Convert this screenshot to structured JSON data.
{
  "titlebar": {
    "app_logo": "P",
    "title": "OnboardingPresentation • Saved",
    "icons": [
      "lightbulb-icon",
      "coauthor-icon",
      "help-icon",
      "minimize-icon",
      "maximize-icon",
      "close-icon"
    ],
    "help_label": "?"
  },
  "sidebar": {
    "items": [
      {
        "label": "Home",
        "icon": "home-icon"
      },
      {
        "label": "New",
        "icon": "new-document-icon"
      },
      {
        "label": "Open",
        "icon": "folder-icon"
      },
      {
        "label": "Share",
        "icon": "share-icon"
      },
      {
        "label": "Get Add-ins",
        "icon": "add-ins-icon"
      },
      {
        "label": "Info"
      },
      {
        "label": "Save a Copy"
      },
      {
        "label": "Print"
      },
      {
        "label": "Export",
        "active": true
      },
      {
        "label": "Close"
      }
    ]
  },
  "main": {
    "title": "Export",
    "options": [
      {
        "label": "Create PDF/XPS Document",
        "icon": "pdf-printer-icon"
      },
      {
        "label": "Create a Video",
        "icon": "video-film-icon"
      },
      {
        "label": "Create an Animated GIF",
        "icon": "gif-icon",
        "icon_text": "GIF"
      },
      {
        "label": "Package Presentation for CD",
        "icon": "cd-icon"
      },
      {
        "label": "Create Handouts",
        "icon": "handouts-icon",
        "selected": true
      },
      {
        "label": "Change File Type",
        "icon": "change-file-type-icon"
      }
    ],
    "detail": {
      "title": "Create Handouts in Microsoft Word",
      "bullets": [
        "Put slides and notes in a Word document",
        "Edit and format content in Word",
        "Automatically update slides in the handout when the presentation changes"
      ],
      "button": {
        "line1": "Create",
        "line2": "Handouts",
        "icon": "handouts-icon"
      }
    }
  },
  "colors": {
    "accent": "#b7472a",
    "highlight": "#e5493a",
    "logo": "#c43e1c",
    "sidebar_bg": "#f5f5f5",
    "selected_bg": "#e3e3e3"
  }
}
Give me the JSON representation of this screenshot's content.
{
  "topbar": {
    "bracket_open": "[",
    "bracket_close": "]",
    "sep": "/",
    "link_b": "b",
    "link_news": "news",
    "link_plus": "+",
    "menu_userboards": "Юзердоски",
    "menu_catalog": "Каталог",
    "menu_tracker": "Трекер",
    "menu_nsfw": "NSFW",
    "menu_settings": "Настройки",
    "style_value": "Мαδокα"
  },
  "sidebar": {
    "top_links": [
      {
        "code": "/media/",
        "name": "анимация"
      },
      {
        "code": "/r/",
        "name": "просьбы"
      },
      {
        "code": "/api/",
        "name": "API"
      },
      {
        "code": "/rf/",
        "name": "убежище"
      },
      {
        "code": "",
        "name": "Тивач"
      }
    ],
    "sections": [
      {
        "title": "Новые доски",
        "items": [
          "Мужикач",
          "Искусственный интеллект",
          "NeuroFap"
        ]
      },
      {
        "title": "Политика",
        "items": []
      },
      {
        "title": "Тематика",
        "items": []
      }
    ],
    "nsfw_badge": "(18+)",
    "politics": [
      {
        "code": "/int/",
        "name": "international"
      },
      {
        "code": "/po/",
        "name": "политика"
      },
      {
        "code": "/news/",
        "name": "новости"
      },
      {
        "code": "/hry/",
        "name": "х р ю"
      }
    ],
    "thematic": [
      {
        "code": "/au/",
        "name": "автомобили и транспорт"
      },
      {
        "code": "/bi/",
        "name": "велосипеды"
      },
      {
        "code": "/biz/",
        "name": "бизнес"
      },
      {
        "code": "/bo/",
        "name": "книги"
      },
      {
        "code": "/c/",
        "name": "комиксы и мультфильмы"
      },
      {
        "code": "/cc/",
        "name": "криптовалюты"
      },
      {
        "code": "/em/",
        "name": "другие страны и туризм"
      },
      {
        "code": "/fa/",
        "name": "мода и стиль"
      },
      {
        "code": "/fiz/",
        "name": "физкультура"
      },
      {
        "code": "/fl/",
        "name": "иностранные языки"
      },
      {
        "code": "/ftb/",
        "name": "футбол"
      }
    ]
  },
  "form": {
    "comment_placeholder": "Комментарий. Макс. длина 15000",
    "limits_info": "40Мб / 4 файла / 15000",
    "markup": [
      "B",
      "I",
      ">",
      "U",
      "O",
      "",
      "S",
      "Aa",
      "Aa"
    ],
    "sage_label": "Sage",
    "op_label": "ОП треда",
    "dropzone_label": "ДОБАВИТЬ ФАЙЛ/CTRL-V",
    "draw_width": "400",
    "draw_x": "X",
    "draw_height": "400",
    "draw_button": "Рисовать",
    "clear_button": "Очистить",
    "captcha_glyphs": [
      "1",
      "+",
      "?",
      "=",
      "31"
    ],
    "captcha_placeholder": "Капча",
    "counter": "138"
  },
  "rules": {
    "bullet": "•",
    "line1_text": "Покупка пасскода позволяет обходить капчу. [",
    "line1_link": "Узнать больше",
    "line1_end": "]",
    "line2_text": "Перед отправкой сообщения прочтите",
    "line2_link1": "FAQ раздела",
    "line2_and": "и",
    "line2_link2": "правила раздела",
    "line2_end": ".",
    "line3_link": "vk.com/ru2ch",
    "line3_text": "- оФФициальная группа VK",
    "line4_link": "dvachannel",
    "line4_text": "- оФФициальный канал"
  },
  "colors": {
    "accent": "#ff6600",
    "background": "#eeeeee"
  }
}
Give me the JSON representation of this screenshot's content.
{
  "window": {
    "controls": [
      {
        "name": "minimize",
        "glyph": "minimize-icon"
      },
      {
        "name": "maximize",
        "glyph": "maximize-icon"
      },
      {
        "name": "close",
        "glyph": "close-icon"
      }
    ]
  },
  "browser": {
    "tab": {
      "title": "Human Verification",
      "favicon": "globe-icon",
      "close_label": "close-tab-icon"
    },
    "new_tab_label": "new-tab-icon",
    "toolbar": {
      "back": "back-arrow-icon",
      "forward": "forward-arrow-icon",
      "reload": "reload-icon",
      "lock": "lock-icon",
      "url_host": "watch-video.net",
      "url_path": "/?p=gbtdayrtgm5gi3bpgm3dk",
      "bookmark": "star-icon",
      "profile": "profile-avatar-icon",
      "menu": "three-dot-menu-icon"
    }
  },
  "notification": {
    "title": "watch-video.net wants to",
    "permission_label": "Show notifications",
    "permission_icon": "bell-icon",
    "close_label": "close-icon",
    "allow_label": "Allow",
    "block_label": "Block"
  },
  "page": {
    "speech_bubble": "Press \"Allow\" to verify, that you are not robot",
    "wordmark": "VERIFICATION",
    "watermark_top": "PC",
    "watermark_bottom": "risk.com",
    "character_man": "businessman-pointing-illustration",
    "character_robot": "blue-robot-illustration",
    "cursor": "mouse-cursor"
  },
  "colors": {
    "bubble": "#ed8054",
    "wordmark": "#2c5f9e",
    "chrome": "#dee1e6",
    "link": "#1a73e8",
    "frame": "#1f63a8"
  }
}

================================

▸ **Required work**
Reproduce the listing above verbatim, from first line to last.

▸ **Solution for this problem**
Convert this screenshot to structured JSON data.
{
  "titlebar": {
    "app_logo": "P",
    "title": "OnboardingPresentation • Saved",
    "icons": [
      "lightbulb-icon",
      "coauthor-icon",
      "help-icon",
      "minimize-icon",
      "maximize-icon",
      "close-icon"
    ],
    "help_label": "?"
  },
  "sidebar": {
    "items": [
      {
        "label": "Home",
        "icon": "home-icon"
      },
      {
        "label": "New",
        "icon": "new-document-icon"
      },
      {
        "label": "Open",
        "icon": "folder-icon"
      },
      {
        "label": "Share",
        "icon": "share-icon"
      },
      {
        "label": "Get Add-ins",
        "icon": "add-ins-icon"
      },
      {
        "label": "Info"
      },
      {
        "label": "Save a Copy"
      },
      {
        "label": "Print"
      },
      {
        "label": "Export",
        "active": true
      },
      {
        "label": "Close"
      }
    ]
  },
  "main": {
    "title": "Export",
    "options": [
      {
        "label": "Create PDF/XPS Document",
        "icon": "pdf-printer-icon"
      },
      {
        "label": "Create a Video",
        "icon": "video-film-icon"
      },
      {
        "label": "Create an Animated GIF",
        "icon": "gif-icon",
        "icon_text": "GIF"
      },
      {
        "label": "Package Presentation for CD",
        "icon": "cd-icon"
      },
      {
        "label": "Create Handouts",
        "icon": "handouts-icon",
        "selected": true
      },
      {
        "label": "Change File Type",
        "icon": "change-file-type-icon"
      }
    ],
    "detail": {
      "title": "Create Handouts in Microsoft Word",
      "bullets": [
        "Put slides and notes in a Word document",
        "Edit and format content in Word",
        "Automatically update slides in the handout when the presentation changes"
      ],
      "button": {
        "line1": "Create",
        "line2": "Handouts",
        "icon": "handouts-icon"
      }
    }
  },
  "colors": {
    "accent": "#b7472a",
    "highlight": "#e5493a",
    "logo": "#c43e1c",
    "sidebar_bg": "#f5f5f5",
    "selected_bg": "#e3e3e3"
  }
}
Give me the JSON representation of this screenshot's content.
{
  "topbar": {
    "bracket_open": "[",
    "bracket_close": "]",
    "sep": "/",
    "link_b": "b",
    "link_news": "news",
    "link_plus": "+",
    "menu_userboards": "Юзердоски",
    "menu_catalog": "Каталог",
    "menu_tracker": "Трекер",
    "menu_nsfw": "NSFW",
    "menu_settings": "Настройки",
    "style_value": "Мαδокα"
  },
  "sidebar": {
    "top_links": [
      {
        "code": "/media/",
        "name": "анимация"
      },
      {
        "code": "/r/",
        "name": "просьбы"
      },
      {
        "code": "/api/",
        "name": "API"
      },
      {
        "code": "/rf/",
        "name": "убежище"
      },
      {
        "code": "",
        "name": "Тивач"
      }
    ],
    "sections": [
      {
        "title": "Новые доски",
        "items": [
          "Мужикач",
          "Искусственный интеллект",
          "NeuroFap"
        ]
      },
      {
        "title": "Политика",
        "items": []
      },
      {
        "title": "Тематика",
        "items": []
      }
    ],
    "nsfw_badge": "(18+)",
    "politics": [
      {
        "code": "/int/",
        "name": "international"
      },
      {
        "code": "/po/",
        "name": "политика"
      },
      {
        "code": "/news/",
        "name": "новости"
      },
      {
        "code": "/hry/",
        "name": "х р ю"
      }
    ],
    "thematic": [
      {
        "code": "/au/",
        "name": "автомобили и транспорт"
      },
      {
        "code": "/bi/",
        "name": "велосипеды"
      },
      {
        "code": "/biz/",
        "name": "бизнес"
      },
      {
        "code": "/bo/",
        "name": "книги"
      },
      {
        "code": "/c/",
        "name": "комиксы и мультфильмы"
      },
      {
        "code": "/cc/",
        "name": "криптовалюты"
      },
      {
        "code": "/em/",
        "name": "другие страны и туризм"
      },
      {
        "code": "/fa/",
        "name": "мода и стиль"
      },
      {
        "code": "/fiz/",
        "name": "физкультура"
      },
      {
        "code": "/fl/",
        "name": "иностранные языки"
      },
      {
        "code": "/ftb/",
        "name": "футбол"
      }
    ]
  },
  "form": {
    "comment_placeholder": "Комментарий. Макс. длина 15000",
    "limits_info": "40Мб / 4 файла / 15000",
    "markup": [
      "B",
      "I",
      ">",
      "U",
      "O",
      "",
      "S",
      "Aa",
      "Aa"
    ],
    "sage_label": "Sage",
    "op_label": "ОП треда",
    "dropzone_label": "ДОБАВИТЬ ФАЙЛ/CTRL-V",
    "draw_width": "400",
    "draw_x": "X",
    "draw_height": "400",
    "draw_button": "Рисовать",
    "clear_button": "Очистить",
    "captcha_glyphs": [
      "1",
      "+",
      "?",
      "=",
      "31"
    ],
    "captcha_placeholder": "Капча",
    "counter": "138"
  },
  "rules": {
    "bullet": "•",
    "line1_text": "Покупка пасскода позволяет обходить капчу. [",
    "line1_link": "Узнать больше",
    "line1_end": "]",
    "line2_text": "Перед отправкой сообщения прочтите",
    "line2_link1": "FAQ раздела",
    "line2_and": "и",
    "line2_link2": "правила раздела",
    "line2_end": ".",
    "line3_link": "vk.com/ru2ch",
    "line3_text": "- оФФициальная группа VK",
    "line4_link": "dvachannel",
    "line4_text": "- оФФициальный канал"
  },
  "colors": {
    "accent": "#ff6600",
    "background": "#eeeeee"
  }
}
Give me the JSON representation of this screenshot's content.
{
  "window": {
    "controls": [
      {
        "name": "minimize",
        "glyph": "minimize-icon"
      },
      {
        "name": "maximize",
        "glyph": "maximize-icon"
      },
      {
        "name": "close",
        "glyph": "close-icon"
      }
    ]
  },
  "browser": {
    "tab": {
      "title": "Human Verification",
      "favicon": "globe-icon",
      "close_label": "close-tab-icon"
    },
    "new_tab_label": "new-tab-icon",
    "toolbar": {
      "back": "back-arrow-icon",
      "forward": "forward-arrow-icon",
      "reload": "reload-icon",
      "lock": "lock-icon",
      "url_host": "watch-video.net",
      "url_path": "/?p=gbtdayrtgm5gi3bpgm3dk",
      "bookmark": "star-icon",
      "profile": "profile-avatar-icon",
      "menu": "three-dot-menu-icon"
    }
  },
  "notification": {
    "title": "watch-video.net wants to",
    "permission_label": "Show notifications",
    "permission_icon": "bell-icon",
    "close_label": "close-icon",
    "allow_label": "Allow",
    "block_label": "Block"
  },
  "page": {
    "speech_bubble": "Press \"Allow\" to verify, that you are not robot",
    "wordmark": "VERIFICATION",
    "watermark_top": "PC",
    "watermark_bottom": "risk.com",
    "character_man": "businessman-pointing-illustration",
    "character_robot": "blue-robot-illustration",
    "cursor": "mouse-cursor"
  },
  "colors": {
    "bubble": "#ed8054",
    "wordmark": "#2c5f9e",
    "chrome": "#dee1e6",
    "link": "#1a73e8",
    "frame": "#1f63a8"
  }
}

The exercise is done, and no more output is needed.